[START]

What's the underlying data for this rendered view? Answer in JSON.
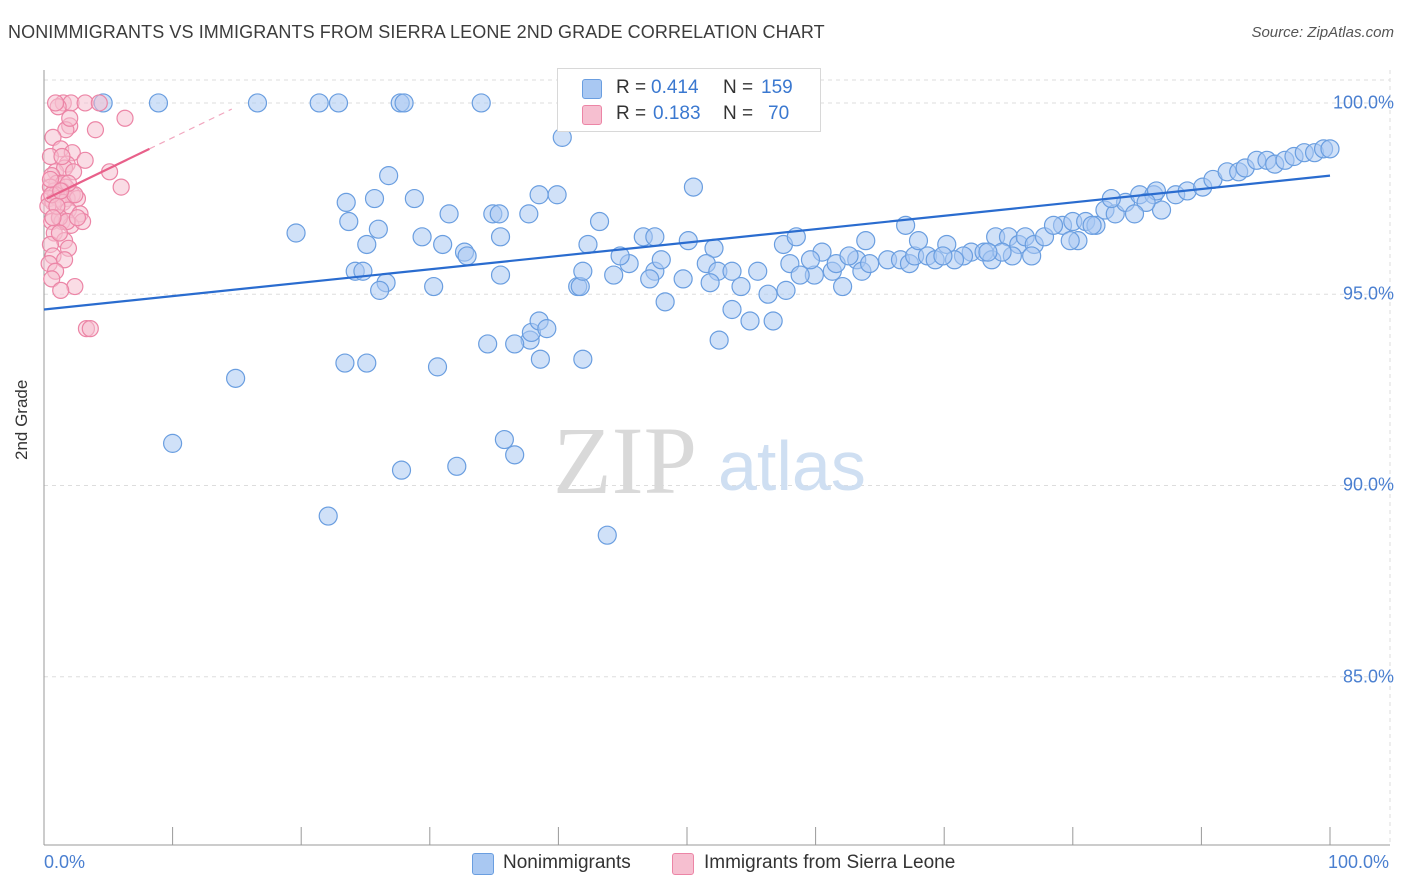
{
  "title": "NONIMMIGRANTS VS IMMIGRANTS FROM SIERRA LEONE 2ND GRADE CORRELATION CHART",
  "source": "Source: ZipAtlas.com",
  "watermark": {
    "zip": "ZIP",
    "atlas": "atlas"
  },
  "colors": {
    "blue_fill": "#a9c8f2",
    "blue_stroke": "#6a9ee0",
    "blue_line": "#2a6ccf",
    "pink_fill": "#f6bfd0",
    "pink_stroke": "#ec85a6",
    "pink_line": "#e8608a",
    "tick_text": "#4a7fd0",
    "grid": "#dddddd"
  },
  "legend": {
    "series1": {
      "r_label": "R =",
      "r_value": "0.414",
      "n_label": "N =",
      "n_value": "159"
    },
    "series2": {
      "r_label": "R =",
      "r_value": "0.183",
      "n_label": "N =",
      "n_value": "70"
    }
  },
  "chart_data": {
    "type": "scatter",
    "title": "NONIMMIGRANTS VS IMMIGRANTS FROM SIERRA LEONE 2ND GRADE CORRELATION CHART",
    "xlabel": "",
    "ylabel": "2nd Grade",
    "xlim": [
      0,
      100
    ],
    "ylim": [
      80.6,
      100.6
    ],
    "x_tick_labels": [
      "0.0%",
      "100.0%"
    ],
    "y_ticks": [
      85,
      90,
      95,
      100
    ],
    "y_tick_labels": [
      "85.0%",
      "90.0%",
      "95.0%",
      "100.0%"
    ],
    "grid": true,
    "legend_position": "bottom-center",
    "series": [
      {
        "name": "Nonimmigrants",
        "r": 0.414,
        "n": 159,
        "trend": {
          "x": [
            0,
            100
          ],
          "y": [
            94.6,
            98.1
          ]
        },
        "points": [
          [
            4.6,
            100
          ],
          [
            8.9,
            100
          ],
          [
            16.6,
            100
          ],
          [
            21.4,
            100
          ],
          [
            22.9,
            100
          ],
          [
            27.7,
            100
          ],
          [
            28,
            100
          ],
          [
            34,
            100
          ],
          [
            40.3,
            99.1
          ],
          [
            26.8,
            98.1
          ],
          [
            23.5,
            97.4
          ],
          [
            25.7,
            97.5
          ],
          [
            28.8,
            97.5
          ],
          [
            31.5,
            97.1
          ],
          [
            34.9,
            97.1
          ],
          [
            35.4,
            97.1
          ],
          [
            37.7,
            97.1
          ],
          [
            38.5,
            97.6
          ],
          [
            39.9,
            97.6
          ],
          [
            43.2,
            96.9
          ],
          [
            50.5,
            97.8
          ],
          [
            23.7,
            96.9
          ],
          [
            26,
            96.7
          ],
          [
            25.1,
            96.3
          ],
          [
            32.7,
            96.1
          ],
          [
            35.5,
            96.5
          ],
          [
            42.3,
            96.3
          ],
          [
            46.6,
            96.5
          ],
          [
            47.5,
            96.5
          ],
          [
            50.1,
            96.4
          ],
          [
            52.1,
            96.2
          ],
          [
            57.5,
            96.3
          ],
          [
            58.5,
            96.5
          ],
          [
            24.2,
            95.6
          ],
          [
            24.8,
            95.6
          ],
          [
            26.6,
            95.3
          ],
          [
            26.1,
            95.1
          ],
          [
            30.3,
            95.2
          ],
          [
            35.5,
            95.5
          ],
          [
            41.5,
            95.2
          ],
          [
            41.7,
            95.2
          ],
          [
            41.9,
            95.6
          ],
          [
            44.3,
            95.5
          ],
          [
            47.5,
            95.6
          ],
          [
            48.3,
            94.8
          ],
          [
            49.7,
            95.4
          ],
          [
            51.5,
            95.8
          ],
          [
            52.4,
            95.6
          ],
          [
            53.5,
            95.6
          ],
          [
            55.5,
            95.6
          ],
          [
            54.2,
            95.2
          ],
          [
            56.3,
            95.0
          ],
          [
            58.0,
            95.8
          ],
          [
            59.9,
            95.5
          ],
          [
            61.3,
            95.6
          ],
          [
            61.6,
            95.8
          ],
          [
            62.1,
            95.2
          ],
          [
            63.2,
            95.9
          ],
          [
            63.6,
            95.6
          ],
          [
            64.2,
            95.8
          ],
          [
            65.6,
            95.9
          ],
          [
            66.6,
            95.9
          ],
          [
            67.3,
            95.8
          ],
          [
            67.7,
            96.0
          ],
          [
            68.7,
            96.0
          ],
          [
            69.3,
            95.9
          ],
          [
            70.2,
            96.3
          ],
          [
            72.1,
            96.1
          ],
          [
            73.1,
            96.1
          ],
          [
            73.7,
            95.9
          ],
          [
            74.0,
            96.5
          ],
          [
            75.0,
            96.5
          ],
          [
            75.8,
            96.3
          ],
          [
            76.3,
            96.5
          ],
          [
            77.0,
            96.3
          ],
          [
            77.8,
            96.5
          ],
          [
            79.2,
            96.8
          ],
          [
            80,
            96.9
          ],
          [
            80.4,
            96.4
          ],
          [
            81.0,
            96.9
          ],
          [
            81.8,
            96.8
          ],
          [
            82.5,
            97.2
          ],
          [
            83.3,
            97.1
          ],
          [
            84.1,
            97.4
          ],
          [
            85.2,
            97.6
          ],
          [
            86.3,
            97.6
          ],
          [
            86.9,
            97.2
          ],
          [
            88.0,
            97.6
          ],
          [
            88.9,
            97.7
          ],
          [
            90.1,
            97.8
          ],
          [
            90.9,
            98.0
          ],
          [
            92.0,
            98.2
          ],
          [
            92.9,
            98.2
          ],
          [
            93.4,
            98.3
          ],
          [
            94.3,
            98.5
          ],
          [
            95.1,
            98.5
          ],
          [
            95.7,
            98.4
          ],
          [
            96.5,
            98.5
          ],
          [
            97.2,
            98.6
          ],
          [
            98.0,
            98.7
          ],
          [
            98.8,
            98.7
          ],
          [
            99.5,
            98.8
          ],
          [
            100,
            98.8
          ],
          [
            86.5,
            97.7
          ],
          [
            85.7,
            97.4
          ],
          [
            84.8,
            97.1
          ],
          [
            83.0,
            97.5
          ],
          [
            81.5,
            96.8
          ],
          [
            79.8,
            96.4
          ],
          [
            78.5,
            96.8
          ],
          [
            76.8,
            96.0
          ],
          [
            75.3,
            96.0
          ],
          [
            74.5,
            96.1
          ],
          [
            73.4,
            96.1
          ],
          [
            71.5,
            96.0
          ],
          [
            70.8,
            95.9
          ],
          [
            69.9,
            96.0
          ],
          [
            68.0,
            96.4
          ],
          [
            67.0,
            96.8
          ],
          [
            63.9,
            96.4
          ],
          [
            62.6,
            96.0
          ],
          [
            60.5,
            96.1
          ],
          [
            59.6,
            95.9
          ],
          [
            58.8,
            95.5
          ],
          [
            57.7,
            95.1
          ],
          [
            56.7,
            94.3
          ],
          [
            54.9,
            94.3
          ],
          [
            53.5,
            94.6
          ],
          [
            52.5,
            93.8
          ],
          [
            51.8,
            95.3
          ],
          [
            48.0,
            95.9
          ],
          [
            47.1,
            95.4
          ],
          [
            45.5,
            95.8
          ],
          [
            44.8,
            96.0
          ],
          [
            32.9,
            96.0
          ],
          [
            31.0,
            96.3
          ],
          [
            29.4,
            96.5
          ],
          [
            19.6,
            96.6
          ],
          [
            37.8,
            93.8
          ],
          [
            36.6,
            93.7
          ],
          [
            34.5,
            93.7
          ],
          [
            37.9,
            94.0
          ],
          [
            38.5,
            94.3
          ],
          [
            39.1,
            94.1
          ],
          [
            41.9,
            93.3
          ],
          [
            38.6,
            93.3
          ],
          [
            30.6,
            93.1
          ],
          [
            25.1,
            93.2
          ],
          [
            23.4,
            93.2
          ],
          [
            14.9,
            92.8
          ],
          [
            10.0,
            91.1
          ],
          [
            35.8,
            91.2
          ],
          [
            36.6,
            90.8
          ],
          [
            32.1,
            90.5
          ],
          [
            27.8,
            90.4
          ],
          [
            22.1,
            89.2
          ],
          [
            43.8,
            88.7
          ]
        ]
      },
      {
        "name": "Immigrants from Sierra Leone",
        "r": 0.183,
        "n": 70,
        "trend": {
          "x": [
            0.2,
            8.2
          ],
          "y": [
            97.5,
            98.8
          ]
        },
        "points": [
          [
            1.5,
            100
          ],
          [
            2.1,
            100
          ],
          [
            3.2,
            100
          ],
          [
            4.3,
            100
          ],
          [
            1.1,
            99.9
          ],
          [
            2.0,
            99.4
          ],
          [
            1.7,
            99.3
          ],
          [
            0.7,
            99.1
          ],
          [
            4.0,
            99.3
          ],
          [
            6.3,
            99.6
          ],
          [
            1.3,
            98.8
          ],
          [
            2.2,
            98.7
          ],
          [
            0.5,
            98.6
          ],
          [
            3.2,
            98.5
          ],
          [
            1.8,
            98.4
          ],
          [
            0.9,
            98.2
          ],
          [
            1.6,
            98.3
          ],
          [
            2.3,
            98.2
          ],
          [
            5.1,
            98.2
          ],
          [
            0.6,
            98.1
          ],
          [
            1.0,
            97.9
          ],
          [
            1.5,
            97.9
          ],
          [
            1.7,
            97.8
          ],
          [
            0.8,
            97.7
          ],
          [
            0.5,
            97.8
          ],
          [
            6.0,
            97.8
          ],
          [
            1.4,
            97.7
          ],
          [
            2.2,
            97.6
          ],
          [
            0.9,
            97.6
          ],
          [
            0.4,
            97.5
          ],
          [
            1.1,
            97.5
          ],
          [
            1.8,
            97.5
          ],
          [
            2.6,
            97.5
          ],
          [
            0.7,
            97.4
          ],
          [
            1.5,
            97.4
          ],
          [
            0.3,
            97.3
          ],
          [
            1.9,
            97.2
          ],
          [
            2.8,
            97.1
          ],
          [
            1.2,
            97.0
          ],
          [
            0.6,
            96.9
          ],
          [
            1.4,
            96.9
          ],
          [
            2.1,
            96.8
          ],
          [
            3.0,
            96.9
          ],
          [
            0.8,
            96.6
          ],
          [
            1.6,
            96.4
          ],
          [
            0.5,
            96.3
          ],
          [
            1.9,
            96.2
          ],
          [
            0.7,
            96.0
          ],
          [
            1.6,
            95.9
          ],
          [
            0.4,
            95.8
          ],
          [
            0.9,
            95.6
          ],
          [
            0.6,
            95.4
          ],
          [
            2.4,
            95.2
          ],
          [
            1.3,
            95.1
          ],
          [
            3.3,
            94.1
          ],
          [
            3.6,
            94.1
          ],
          [
            1.2,
            97.0
          ],
          [
            2.4,
            97.6
          ],
          [
            0.6,
            97.6
          ],
          [
            1.0,
            97.3
          ],
          [
            1.8,
            96.9
          ],
          [
            0.5,
            98.0
          ],
          [
            1.4,
            98.6
          ],
          [
            2.0,
            99.6
          ],
          [
            0.9,
            100
          ],
          [
            1.9,
            97.9
          ],
          [
            1.2,
            96.6
          ],
          [
            0.7,
            97.0
          ],
          [
            1.3,
            97.7
          ],
          [
            2.6,
            97.0
          ]
        ]
      }
    ]
  }
}
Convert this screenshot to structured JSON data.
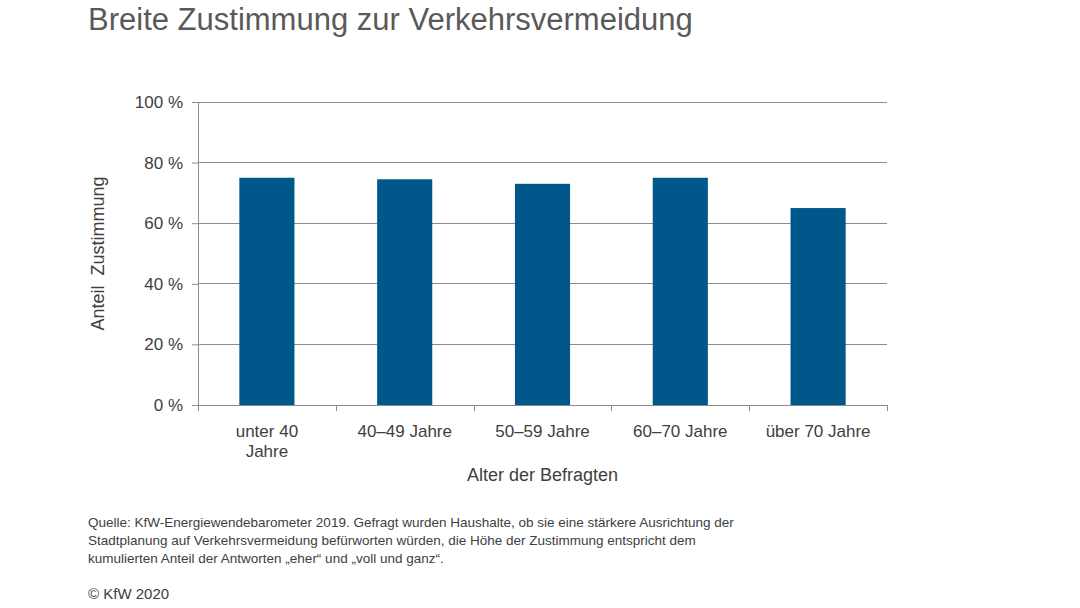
{
  "chart_data": {
    "type": "bar",
    "title": "Breite Zustimmung zur Verkehrsvermeidung",
    "x_label": "Alter der Befragten",
    "y_label": "Anteil  Zustimmung",
    "categories": [
      "unter 40\nJahre",
      "40–49 Jahre",
      "50–59 Jahre",
      "60–70 Jahre",
      "über 70 Jahre"
    ],
    "values": [
      75,
      74.5,
      73,
      75,
      65
    ],
    "color": "#00578a",
    "ylim": [
      0,
      100
    ],
    "yticks": [
      {
        "value": 0,
        "label": "0 %"
      },
      {
        "value": 20,
        "label": "20 %"
      },
      {
        "value": 40,
        "label": "40 %"
      },
      {
        "value": 60,
        "label": "60 %"
      },
      {
        "value": 80,
        "label": "80 %"
      },
      {
        "value": 100,
        "label": "100 %"
      }
    ],
    "grid": true,
    "annotations": [
      "Quelle: KfW-Energiewendebarometer 2019. Gefragt wurden Haushalte, ob sie eine stärkere Ausrichtung der",
      "Stadtplanung auf Verkehrsvermeidung befürworten würden, die Höhe der Zustimmung entspricht dem",
      "kumulierten Anteil der Antworten „eher“ und „voll und ganz“.",
      "© KfW 2020"
    ]
  }
}
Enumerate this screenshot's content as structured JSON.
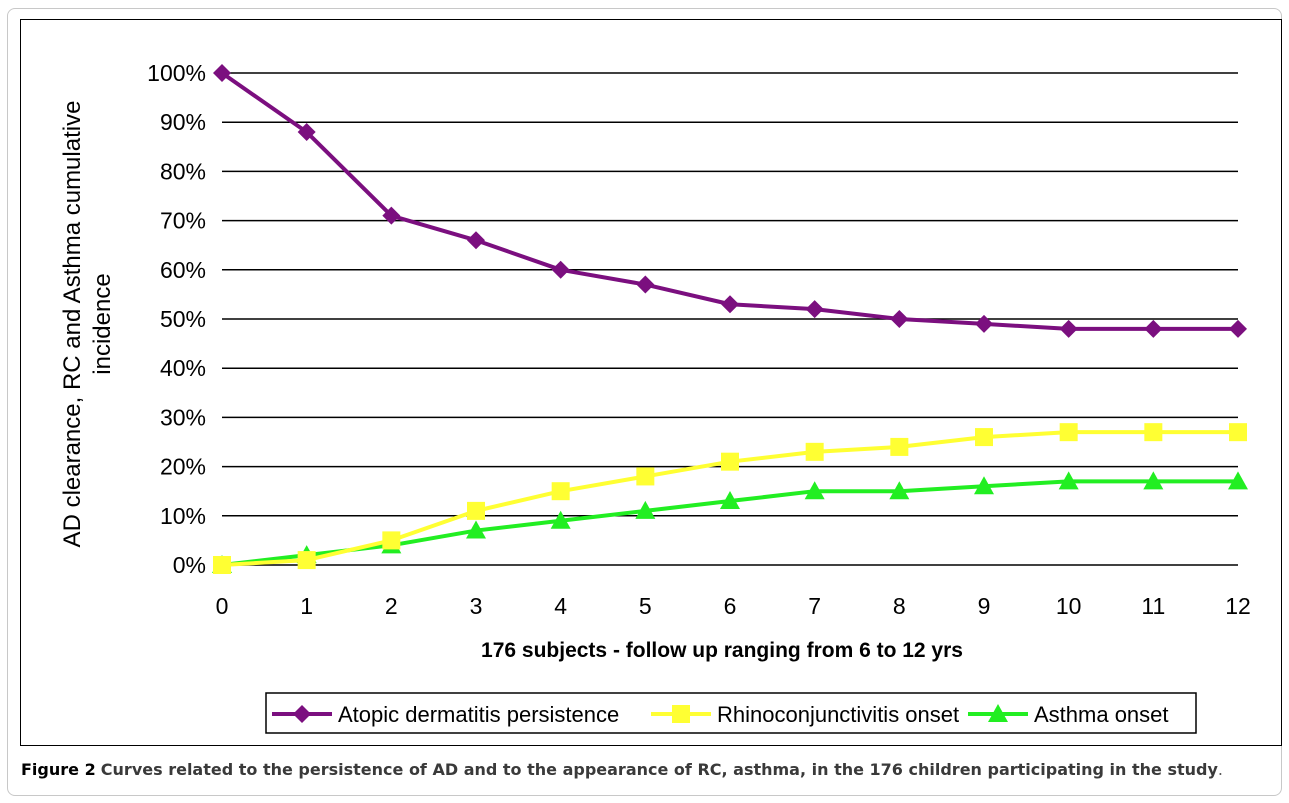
{
  "chart_data": {
    "type": "line",
    "x": [
      0,
      1,
      2,
      3,
      4,
      5,
      6,
      7,
      8,
      9,
      10,
      11,
      12
    ],
    "xlabel": "176 subjects - follow up ranging from 6 to 12  yrs",
    "ylabel": "AD clearance, RC and Asthma cumulative incidence",
    "ylim": [
      0,
      100
    ],
    "yticks": [
      "0%",
      "10%",
      "20%",
      "30%",
      "40%",
      "50%",
      "60%",
      "70%",
      "80%",
      "90%",
      "100%"
    ],
    "xticks": [
      "0",
      "1",
      "2",
      "3",
      "4",
      "5",
      "6",
      "7",
      "8",
      "9",
      "10",
      "11",
      "12"
    ],
    "grid": "horizontal",
    "legend_position": "bottom",
    "series": [
      {
        "name": "Atopic dermatitis persistence",
        "color": "#7b0f7f",
        "marker": "diamond",
        "values": [
          100,
          88,
          71,
          66,
          60,
          57,
          53,
          52,
          50,
          49,
          48,
          48,
          48
        ]
      },
      {
        "name": "Rhinoconjunctivitis onset",
        "color": "#ffff33",
        "marker": "square",
        "values": [
          0,
          1,
          5,
          11,
          15,
          18,
          21,
          23,
          24,
          26,
          27,
          27,
          27
        ]
      },
      {
        "name": "Asthma onset",
        "color": "#22ee22",
        "marker": "triangle",
        "values": [
          0,
          2,
          4,
          7,
          9,
          11,
          13,
          15,
          15,
          16,
          17,
          17,
          17
        ]
      }
    ]
  },
  "caption": {
    "label": "Figure 2",
    "text": "Curves related to the persistence of AD and to the appearance of RC, asthma, in the 176 children participating in the study",
    "end": "."
  }
}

[END]

PROBLEM DETAILS:
Identify each line containing the string "marker" and copy it out.

SOLUTION TO THE PROBLEM:
        "marker": "diamond",
        "marker": "square",
        "marker": "triangle",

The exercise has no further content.